Data items
☆ ☆ ☆ ☆
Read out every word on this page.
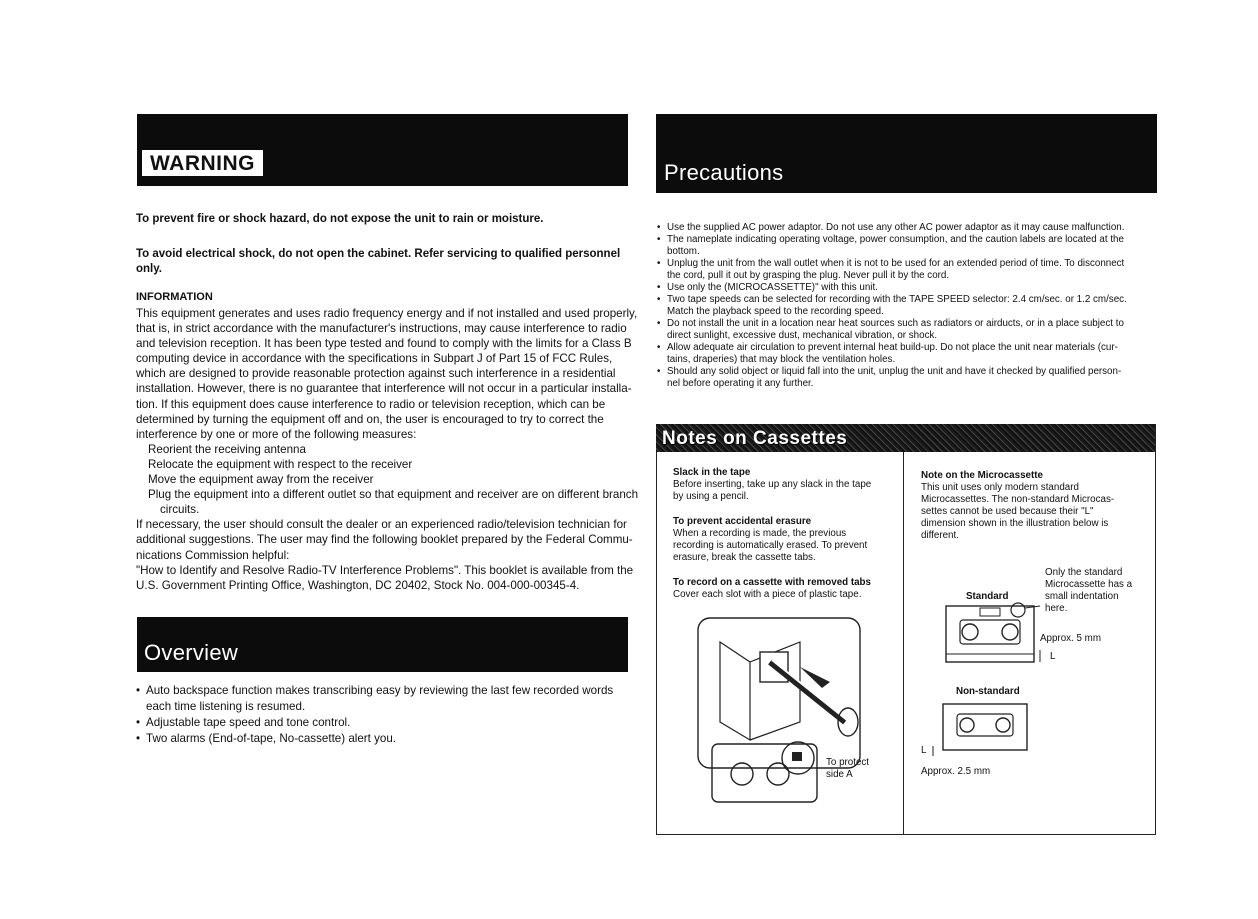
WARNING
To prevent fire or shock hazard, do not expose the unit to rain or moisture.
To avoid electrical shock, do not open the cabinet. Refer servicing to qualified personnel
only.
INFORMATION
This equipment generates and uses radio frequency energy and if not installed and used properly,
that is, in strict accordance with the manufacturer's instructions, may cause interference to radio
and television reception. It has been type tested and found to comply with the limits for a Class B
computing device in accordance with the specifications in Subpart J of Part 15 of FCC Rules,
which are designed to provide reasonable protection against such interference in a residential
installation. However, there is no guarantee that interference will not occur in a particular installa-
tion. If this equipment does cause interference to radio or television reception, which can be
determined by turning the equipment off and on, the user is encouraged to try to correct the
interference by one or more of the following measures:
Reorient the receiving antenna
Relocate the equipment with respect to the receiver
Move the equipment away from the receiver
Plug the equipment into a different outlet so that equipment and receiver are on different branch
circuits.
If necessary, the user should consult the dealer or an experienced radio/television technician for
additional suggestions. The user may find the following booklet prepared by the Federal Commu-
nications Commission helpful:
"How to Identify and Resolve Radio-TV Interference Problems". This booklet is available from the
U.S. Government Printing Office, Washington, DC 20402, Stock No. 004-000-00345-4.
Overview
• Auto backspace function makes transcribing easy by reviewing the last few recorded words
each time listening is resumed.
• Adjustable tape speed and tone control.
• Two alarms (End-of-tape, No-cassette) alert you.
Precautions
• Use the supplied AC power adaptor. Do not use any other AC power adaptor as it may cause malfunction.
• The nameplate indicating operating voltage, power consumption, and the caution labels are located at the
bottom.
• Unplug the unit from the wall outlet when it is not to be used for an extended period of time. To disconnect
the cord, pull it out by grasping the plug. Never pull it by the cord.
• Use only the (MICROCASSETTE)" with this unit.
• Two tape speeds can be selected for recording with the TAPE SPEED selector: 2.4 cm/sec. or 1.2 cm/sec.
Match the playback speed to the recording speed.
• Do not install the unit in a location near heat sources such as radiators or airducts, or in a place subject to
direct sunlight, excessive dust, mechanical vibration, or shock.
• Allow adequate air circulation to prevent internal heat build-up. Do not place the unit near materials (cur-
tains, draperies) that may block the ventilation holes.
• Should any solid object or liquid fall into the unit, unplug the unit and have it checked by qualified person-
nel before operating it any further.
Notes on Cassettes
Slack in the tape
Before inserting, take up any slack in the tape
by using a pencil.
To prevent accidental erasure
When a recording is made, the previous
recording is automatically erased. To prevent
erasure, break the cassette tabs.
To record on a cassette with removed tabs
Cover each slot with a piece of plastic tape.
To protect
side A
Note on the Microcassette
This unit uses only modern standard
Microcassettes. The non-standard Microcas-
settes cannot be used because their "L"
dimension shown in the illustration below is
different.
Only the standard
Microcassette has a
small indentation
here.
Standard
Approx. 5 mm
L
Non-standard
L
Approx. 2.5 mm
☆ ☆ ☆ ☆
• GIVEN EXERCISE: Keep the pictures out of your copy, and repeat every entry above exactly.

• FULL ANSWER:
Read out every word on this page.
WARNING
To prevent fire or shock hazard, do not expose the unit to rain or moisture.
To avoid electrical shock, do not open the cabinet. Refer servicing to qualified personnel
only.
INFORMATION
This equipment generates and uses radio frequency energy and if not installed and used properly,
that is, in strict accordance with the manufacturer's instructions, may cause interference to radio
and television reception. It has been type tested and found to comply with the limits for a Class B
computing device in accordance with the specifications in Subpart J of Part 15 of FCC Rules,
which are designed to provide reasonable protection against such interference in a residential
installation. However, there is no guarantee that interference will not occur in a particular installa-
tion. If this equipment does cause interference to radio or television reception, which can be
determined by turning the equipment off and on, the user is encouraged to try to correct the
interference by one or more of the following measures:
Reorient the receiving antenna
Relocate the equipment with respect to the receiver
Move the equipment away from the receiver
Plug the equipment into a different outlet so that equipment and receiver are on different branch
circuits.
If necessary, the user should consult the dealer or an experienced radio/television technician for
additional suggestions. The user may find the following booklet prepared by the Federal Commu-
nications Commission helpful:
"How to Identify and Resolve Radio-TV Interference Problems". This booklet is available from the
U.S. Government Printing Office, Washington, DC 20402, Stock No. 004-000-00345-4.
Overview
• Auto backspace function makes transcribing easy by reviewing the last few recorded words
each time listening is resumed.
• Adjustable tape speed and tone control.
• Two alarms (End-of-tape, No-cassette) alert you.
Precautions
• Use the supplied AC power adaptor. Do not use any other AC power adaptor as it may cause malfunction.
• The nameplate indicating operating voltage, power consumption, and the caution labels are located at the
bottom.
• Unplug the unit from the wall outlet when it is not to be used for an extended period of time. To disconnect
the cord, pull it out by grasping the plug. Never pull it by the cord.
• Use only the (MICROCASSETTE)" with this unit.
• Two tape speeds can be selected for recording with the TAPE SPEED selector: 2.4 cm/sec. or 1.2 cm/sec.
Match the playback speed to the recording speed.
• Do not install the unit in a location near heat sources such as radiators or airducts, or in a place subject to
direct sunlight, excessive dust, mechanical vibration, or shock.
• Allow adequate air circulation to prevent internal heat build-up. Do not place the unit near materials (cur-
tains, draperies) that may block the ventilation holes.
• Should any solid object or liquid fall into the unit, unplug the unit and have it checked by qualified person-
nel before operating it any further.
Notes on Cassettes
Slack in the tape
Before inserting, take up any slack in the tape
by using a pencil.
To prevent accidental erasure
When a recording is made, the previous
recording is automatically erased. To prevent
erasure, break the cassette tabs.
To record on a cassette with removed tabs
Cover each slot with a piece of plastic tape.
To protect
side A
Note on the Microcassette
This unit uses only modern standard
Microcassettes. The non-standard Microcas-
settes cannot be used because their "L"
dimension shown in the illustration below is
different.
Only the standard
Microcassette has a
small indentation
here.
Standard
Approx. 5 mm
L
Non-standard
L
Approx. 2.5 mm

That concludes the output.